## Your instructions
Every line below must be reproduced exactly. Copy them all.

(Stored data)

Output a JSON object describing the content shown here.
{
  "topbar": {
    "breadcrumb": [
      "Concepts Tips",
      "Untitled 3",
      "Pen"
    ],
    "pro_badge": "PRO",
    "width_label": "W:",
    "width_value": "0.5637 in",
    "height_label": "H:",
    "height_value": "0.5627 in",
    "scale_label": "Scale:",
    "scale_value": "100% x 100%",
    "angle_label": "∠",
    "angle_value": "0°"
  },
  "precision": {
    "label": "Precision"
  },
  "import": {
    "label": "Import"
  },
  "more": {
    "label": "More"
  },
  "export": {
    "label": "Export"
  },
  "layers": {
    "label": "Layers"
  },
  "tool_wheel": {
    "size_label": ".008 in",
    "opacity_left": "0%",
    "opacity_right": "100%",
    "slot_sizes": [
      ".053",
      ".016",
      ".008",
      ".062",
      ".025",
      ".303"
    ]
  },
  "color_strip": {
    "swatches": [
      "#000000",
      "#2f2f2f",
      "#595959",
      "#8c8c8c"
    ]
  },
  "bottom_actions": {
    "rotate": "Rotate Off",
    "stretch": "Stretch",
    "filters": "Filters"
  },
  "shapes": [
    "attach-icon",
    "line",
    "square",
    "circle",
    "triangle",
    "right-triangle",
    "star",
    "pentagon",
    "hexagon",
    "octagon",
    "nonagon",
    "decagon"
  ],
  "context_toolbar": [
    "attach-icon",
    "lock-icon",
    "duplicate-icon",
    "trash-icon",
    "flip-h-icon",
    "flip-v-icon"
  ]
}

## Exercise response
Output a JSON object describing the content shown here.
{
  "topbar": {
    "breadcrumb": [
      "Concepts Tips",
      "Untitled 3",
      "Pen"
    ],
    "pro_badge": "PRO",
    "width_label": "W:",
    "width_value": "0.5637 in",
    "height_label": "H:",
    "height_value": "0.5627 in",
    "scale_label": "Scale:",
    "scale_value": "100% x 100%",
    "angle_label": "∠",
    "angle_value": "0°"
  },
  "precision": {
    "label": "Precision"
  },
  "import": {
    "label": "Import"
  },
  "more": {
    "label": "More"
  },
  "export": {
    "label": "Export"
  },
  "layers": {
    "label": "Layers"
  },
  "tool_wheel": {
    "size_label": ".008 in",
    "opacity_left": "0%",
    "opacity_right": "100%",
    "slot_sizes": [
      ".053",
      ".016",
      ".008",
      ".062",
      ".025",
      ".303"
    ]
  },
  "color_strip": {
    "swatches": [
      "#000000",
      "#2f2f2f",
      "#595959",
      "#8c8c8c"
    ]
  },
  "bottom_actions": {
    "rotate": "Rotate Off",
    "stretch": "Stretch",
    "filters": "Filters"
  },
  "shapes": [
    "attach-icon",
    "line",
    "square",
    "circle",
    "triangle",
    "right-triangle",
    "star",
    "pentagon",
    "hexagon",
    "octagon",
    "nonagon",
    "decagon"
  ],
  "context_toolbar": [
    "attach-icon",
    "lock-icon",
    "duplicate-icon",
    "trash-icon",
    "flip-h-icon",
    "flip-v-icon"
  ]
}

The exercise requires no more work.